What you need to do: Return each line of the material below verbatim, leaving out the pictures.

Material:
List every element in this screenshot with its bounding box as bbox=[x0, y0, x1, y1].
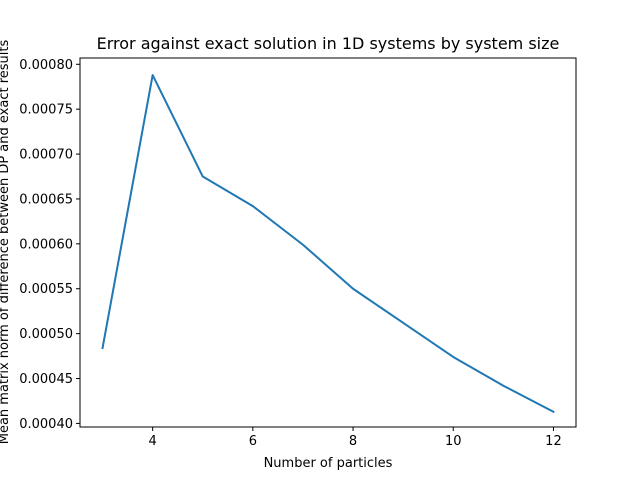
x-tick-label: 10 bbox=[445, 434, 462, 449]
chart-title: Error against exact solution in 1D syste… bbox=[97, 34, 560, 53]
y-axis-label: Mean matrix norm of difference between D… bbox=[0, 40, 12, 445]
y-tick-label: 0.00050 bbox=[19, 327, 73, 342]
y-tick-label: 0.00075 bbox=[19, 103, 73, 118]
y-tick-label: 0.00080 bbox=[19, 58, 73, 73]
x-axis-label: Number of particles bbox=[264, 456, 393, 471]
x-axis: 4 6 8 10 12 bbox=[149, 427, 562, 449]
y-tick-label: 0.00045 bbox=[19, 372, 73, 387]
y-tick-label: 0.00060 bbox=[19, 237, 73, 252]
series-layer bbox=[101, 74, 555, 414]
x-tick-label: 4 bbox=[149, 434, 157, 449]
y-tick-label: 0.00070 bbox=[19, 148, 73, 163]
x-tick-label: 8 bbox=[349, 434, 357, 449]
y-tick-label: 0.00065 bbox=[19, 192, 73, 207]
y-axis: 0.00040 0.00045 0.00050 0.00055 0.00060 0.000… bbox=[19, 58, 80, 432]
series-line bbox=[101, 74, 555, 414]
plot-frame bbox=[79, 57, 577, 428]
x-tick-label: 12 bbox=[545, 434, 562, 449]
y-tick-label: 0.00055 bbox=[19, 282, 73, 297]
x-tick-label: 6 bbox=[249, 434, 257, 449]
y-tick-label: 0.00040 bbox=[19, 417, 73, 432]
plot-area bbox=[80, 58, 576, 427]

Solved problem:
List every element in this screenshot with its bounding box as bbox=[x0, y0, x1, y1].
x-tick-label: 10 bbox=[445, 434, 462, 449]
chart-title: Error against exact solution in 1D syste… bbox=[97, 34, 560, 53]
y-axis-label: Mean matrix norm of difference between D… bbox=[0, 40, 12, 445]
y-tick-label: 0.00050 bbox=[19, 327, 73, 342]
y-tick-label: 0.00075 bbox=[19, 103, 73, 118]
y-tick-label: 0.00080 bbox=[19, 58, 73, 73]
x-axis-label: Number of particles bbox=[264, 456, 393, 471]
x-axis: 4 6 8 10 12 bbox=[149, 427, 562, 449]
y-tick-label: 0.00045 bbox=[19, 372, 73, 387]
y-tick-label: 0.00060 bbox=[19, 237, 73, 252]
series-layer bbox=[101, 74, 555, 414]
x-tick-label: 4 bbox=[149, 434, 157, 449]
y-tick-label: 0.00070 bbox=[19, 148, 73, 163]
x-tick-label: 8 bbox=[349, 434, 357, 449]
y-tick-label: 0.00065 bbox=[19, 192, 73, 207]
y-axis: 0.00040 0.00045 0.00050 0.00055 0.00060 0.000… bbox=[19, 58, 80, 432]
series-line bbox=[101, 74, 555, 414]
plot-frame bbox=[79, 57, 577, 428]
x-tick-label: 12 bbox=[545, 434, 562, 449]
y-tick-label: 0.00055 bbox=[19, 282, 73, 297]
x-tick-label: 6 bbox=[249, 434, 257, 449]
y-tick-label: 0.00040 bbox=[19, 417, 73, 432]
plot-area bbox=[80, 58, 576, 427]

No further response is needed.